■ Task description
Give an exact transcription of every line, dropping the images.

Figure contents as structured data
★ ★ ★ ★ ★
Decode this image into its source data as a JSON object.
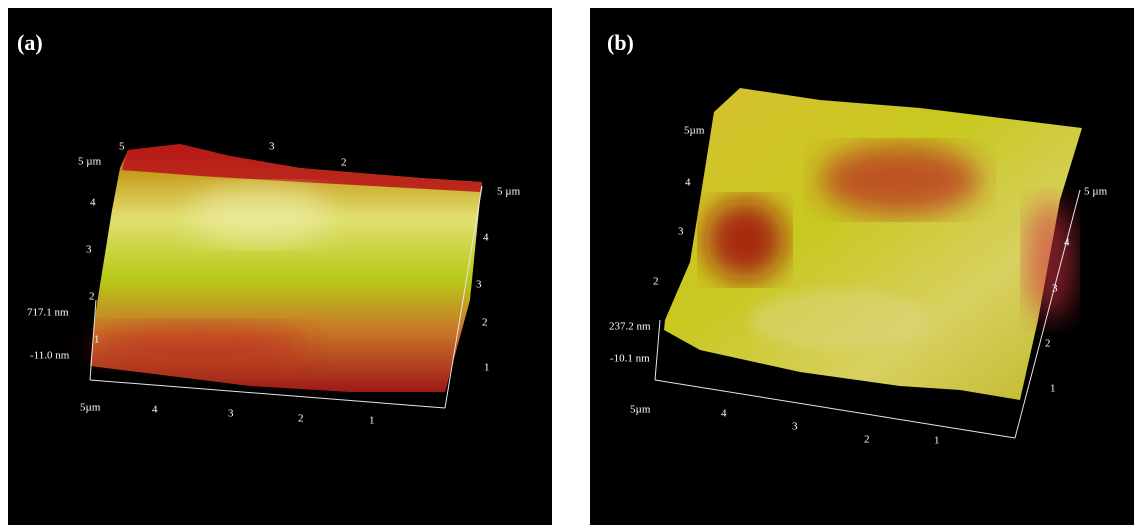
{
  "panels": [
    {
      "label": "(a)",
      "axis_labels": [
        "5",
        "3",
        "2",
        "5 µm",
        "4",
        "3",
        "2",
        "717.1 nm",
        "1",
        "-11.0 nm",
        "5µm",
        "4",
        "3",
        "2",
        "1",
        "5 µm",
        "4",
        "3",
        "2",
        "1"
      ]
    },
    {
      "label": "(b)",
      "axis_labels": [
        "5µm",
        "4",
        "3",
        "2",
        "237.2 nm",
        "-10.1 nm",
        "5µm",
        "4",
        "3",
        "2",
        "1",
        "5 µm",
        "4",
        "3",
        "2",
        "1"
      ]
    }
  ]
}
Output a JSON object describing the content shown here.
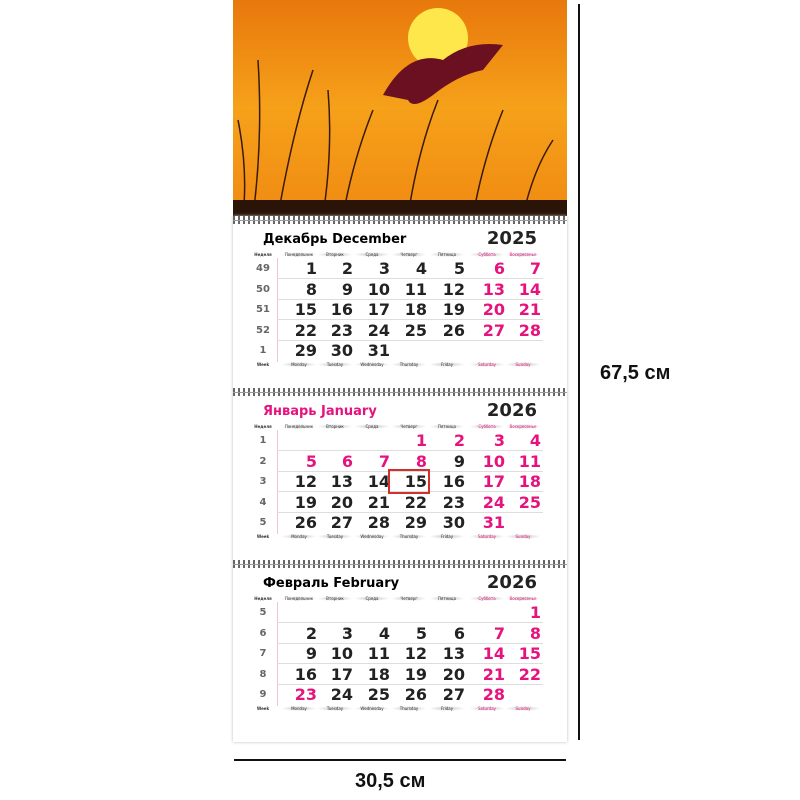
{
  "dimensions": {
    "height_label": "67,5 см",
    "width_label": "30,5 см"
  },
  "colors": {
    "weekend": "#e6137f",
    "today_box": "#d0312d",
    "sky": "#f08a12"
  },
  "day_labels_ru": [
    "Неделя",
    "Понедельник",
    "Вторник",
    "Среда",
    "Четверг",
    "Пятница",
    "Суббота",
    "Воскресенье"
  ],
  "day_labels_en": [
    "Week",
    "Monday",
    "Tuesday",
    "Wednesday",
    "Thursday",
    "Friday",
    "Saturday",
    "Sunday"
  ],
  "months": [
    {
      "title": "Декабрь December",
      "year": "2025",
      "title_pink": false,
      "weeks": [
        [
          "49",
          "1",
          "2",
          "3",
          "4",
          "5",
          "6",
          "7"
        ],
        [
          "50",
          "8",
          "9",
          "10",
          "11",
          "12",
          "13",
          "14"
        ],
        [
          "51",
          "15",
          "16",
          "17",
          "18",
          "19",
          "20",
          "21"
        ],
        [
          "52",
          "22",
          "23",
          "24",
          "25",
          "26",
          "27",
          "28"
        ],
        [
          "1",
          "29",
          "30",
          "31",
          "",
          "",
          "",
          ""
        ]
      ],
      "holidays": []
    },
    {
      "title": "Январь January",
      "year": "2026",
      "title_pink": true,
      "weeks": [
        [
          "1",
          "",
          "",
          "",
          "1",
          "2",
          "3",
          "4"
        ],
        [
          "2",
          "5",
          "6",
          "7",
          "8",
          "9",
          "10",
          "11"
        ],
        [
          "3",
          "12",
          "13",
          "14",
          "15",
          "16",
          "17",
          "18"
        ],
        [
          "4",
          "19",
          "20",
          "21",
          "22",
          "23",
          "24",
          "25"
        ],
        [
          "5",
          "26",
          "27",
          "28",
          "29",
          "30",
          "31",
          ""
        ]
      ],
      "holidays": [
        "1",
        "2",
        "5",
        "6",
        "7",
        "8"
      ],
      "today": "15"
    },
    {
      "title": "Февраль February",
      "year": "2026",
      "title_pink": false,
      "weeks": [
        [
          "5",
          "",
          "",
          "",
          "",
          "",
          "",
          "1"
        ],
        [
          "6",
          "2",
          "3",
          "4",
          "5",
          "6",
          "7",
          "8"
        ],
        [
          "7",
          "9",
          "10",
          "11",
          "12",
          "13",
          "14",
          "15"
        ],
        [
          "8",
          "16",
          "17",
          "18",
          "19",
          "20",
          "21",
          "22"
        ],
        [
          "9",
          "23",
          "24",
          "25",
          "26",
          "27",
          "28",
          ""
        ]
      ],
      "holidays": [
        "23"
      ]
    }
  ]
}
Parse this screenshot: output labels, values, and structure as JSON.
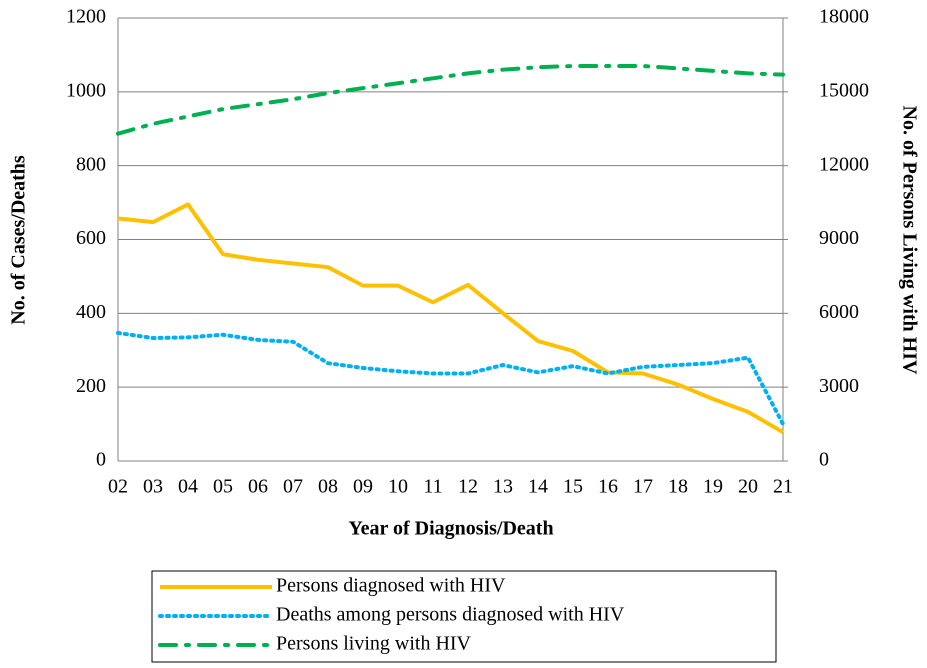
{
  "chart_data": {
    "type": "line",
    "x_label": "Year of Diagnosis/Death",
    "y_label": "No. of Cases/Deaths",
    "y2_label": "No. of Persons Living with HIV",
    "categories": [
      "02",
      "03",
      "04",
      "05",
      "06",
      "07",
      "08",
      "09",
      "10",
      "11",
      "12",
      "13",
      "14",
      "15",
      "16",
      "17",
      "18",
      "19",
      "20",
      "21"
    ],
    "ylim": [
      0,
      1200
    ],
    "yticks": [
      0,
      200,
      400,
      600,
      800,
      1000,
      1200
    ],
    "y2lim": [
      0,
      18000
    ],
    "y2ticks": [
      0,
      3000,
      6000,
      9000,
      12000,
      15000,
      18000
    ],
    "grid": true,
    "legend": "bottom",
    "series": [
      {
        "name": "Persons diagnosed with HIV",
        "color": "#FFC000",
        "linestyle": "solid",
        "values": [
          657,
          647,
          695,
          560,
          545,
          535,
          525,
          475,
          475,
          430,
          477,
          400,
          325,
          298,
          240,
          237,
          207,
          168,
          133,
          78
        ]
      },
      {
        "name": "Deaths among persons diagnosed with HIV",
        "color": "#00B0F0",
        "linestyle": "dotted",
        "values": [
          347,
          333,
          335,
          342,
          328,
          323,
          265,
          252,
          243,
          237,
          237,
          260,
          240,
          257,
          237,
          255,
          260,
          265,
          280,
          100
        ]
      },
      {
        "name": "Persons living with HIV",
        "color": "#00B050",
        "linestyle": "dashdot",
        "axis": "y2",
        "values": [
          13300,
          13700,
          14000,
          14300,
          14500,
          14700,
          14950,
          15150,
          15350,
          15550,
          15750,
          15900,
          16000,
          16050,
          16050,
          16050,
          15950,
          15850,
          15750,
          15700
        ]
      }
    ]
  }
}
★ ★ ★ ★ ★
■ Exercise result
Decode this image into its source data as a JSON object.
{
  "panels": [
    {
      "label": "(a)",
      "axis_labels": [
        "5",
        "3",
        "2",
        "5 µm",
        "4",
        "3",
        "2",
        "717.1 nm",
        "1",
        "-11.0 nm",
        "5µm",
        "4",
        "3",
        "2",
        "1",
        "5 µm",
        "4",
        "3",
        "2",
        "1"
      ]
    },
    {
      "label": "(b)",
      "axis_labels": [
        "5µm",
        "4",
        "3",
        "2",
        "237.2 nm",
        "-10.1 nm",
        "5µm",
        "4",
        "3",
        "2",
        "1",
        "5 µm",
        "4",
        "3",
        "2",
        "1"
      ]
    }
  ]
}
Output a JSON object describing the content shown here.
{
  "dimensions": {
    "height_label": "67,5 см",
    "width_label": "30,5 см"
  },
  "colors": {
    "weekend": "#e6137f",
    "today_box": "#d0312d",
    "sky": "#f08a12"
  },
  "day_labels_ru": [
    "Неделя",
    "Понедельник",
    "Вторник",
    "Среда",
    "Четверг",
    "Пятница",
    "Суббота",
    "Воскресенье"
  ],
  "day_labels_en": [
    "Week",
    "Monday",
    "Tuesday",
    "Wednesday",
    "Thursday",
    "Friday",
    "Saturday",
    "Sunday"
  ],
  "months": [
    {
      "title": "Декабрь December",
      "year": "2025",
      "title_pink": false,
      "weeks": [
        [
          "49",
          "1",
          "2",
          "3",
          "4",
          "5",
          "6",
          "7"
        ],
        [
          "50",
          "8",
          "9",
          "10",
          "11",
          "12",
          "13",
          "14"
        ],
        [
          "51",
          "15",
          "16",
          "17",
          "18",
          "19",
          "20",
          "21"
        ],
        [
          "52",
          "22",
          "23",
          "24",
          "25",
          "26",
          "27",
          "28"
        ],
        [
          "1",
          "29",
          "30",
          "31",
          "",
          "",
          "",
          ""
        ]
      ],
      "holidays": []
    },
    {
      "title": "Январь January",
      "year": "2026",
      "title_pink": true,
      "weeks": [
        [
          "1",
          "",
          "",
          "",
          "1",
          "2",
          "3",
          "4"
        ],
        [
          "2",
          "5",
          "6",
          "7",
          "8",
          "9",
          "10",
          "11"
        ],
        [
          "3",
          "12",
          "13",
          "14",
          "15",
          "16",
          "17",
          "18"
        ],
        [
          "4",
          "19",
          "20",
          "21",
          "22",
          "23",
          "24",
          "25"
        ],
        [
          "5",
          "26",
          "27",
          "28",
          "29",
          "30",
          "31",
          ""
        ]
      ],
      "holidays": [
        "1",
        "2",
        "5",
        "6",
        "7",
        "8"
      ],
      "today": "15"
    },
    {
      "title": "Февраль February",
      "year": "2026",
      "title_pink": false,
      "weeks": [
        [
          "5",
          "",
          "",
          "",
          "",
          "",
          "",
          "1"
        ],
        [
          "6",
          "2",
          "3",
          "4",
          "5",
          "6",
          "7",
          "8"
        ],
        [
          "7",
          "9",
          "10",
          "11",
          "12",
          "13",
          "14",
          "15"
        ],
        [
          "8",
          "16",
          "17",
          "18",
          "19",
          "20",
          "21",
          "22"
        ],
        [
          "9",
          "23",
          "24",
          "25",
          "26",
          "27",
          "28",
          ""
        ]
      ],
      "holidays": [
        "23"
      ]
    }
  ]
}
Parse this screenshot: output labels, values, and structure as JSON.
{
  "chart_data": {
    "type": "line",
    "x_label": "Year of Diagnosis/Death",
    "y_label": "No. of Cases/Deaths",
    "y2_label": "No. of Persons Living with HIV",
    "categories": [
      "02",
      "03",
      "04",
      "05",
      "06",
      "07",
      "08",
      "09",
      "10",
      "11",
      "12",
      "13",
      "14",
      "15",
      "16",
      "17",
      "18",
      "19",
      "20",
      "21"
    ],
    "ylim": [
      0,
      1200
    ],
    "yticks": [
      0,
      200,
      400,
      600,
      800,
      1000,
      1200
    ],
    "y2lim": [
      0,
      18000
    ],
    "y2ticks": [
      0,
      3000,
      6000,
      9000,
      12000,
      15000,
      18000
    ],
    "grid": true,
    "legend": "bottom",
    "series": [
      {
        "name": "Persons diagnosed with HIV",
        "color": "#FFC000",
        "linestyle": "solid",
        "values": [
          657,
          647,
          695,
          560,
          545,
          535,
          525,
          475,
          475,
          430,
          477,
          400,
          325,
          298,
          240,
          237,
          207,
          168,
          133,
          78
        ]
      },
      {
        "name": "Deaths among persons diagnosed with HIV",
        "color": "#00B0F0",
        "linestyle": "dotted",
        "values": [
          347,
          333,
          335,
          342,
          328,
          323,
          265,
          252,
          243,
          237,
          237,
          260,
          240,
          257,
          237,
          255,
          260,
          265,
          280,
          100
        ]
      },
      {
        "name": "Persons living with HIV",
        "color": "#00B050",
        "linestyle": "dashdot",
        "axis": "y2",
        "values": [
          13300,
          13700,
          14000,
          14300,
          14500,
          14700,
          14950,
          15150,
          15350,
          15550,
          15750,
          15900,
          16000,
          16050,
          16050,
          16050,
          15950,
          15850,
          15750,
          15700
        ]
      }
    ]
  }
}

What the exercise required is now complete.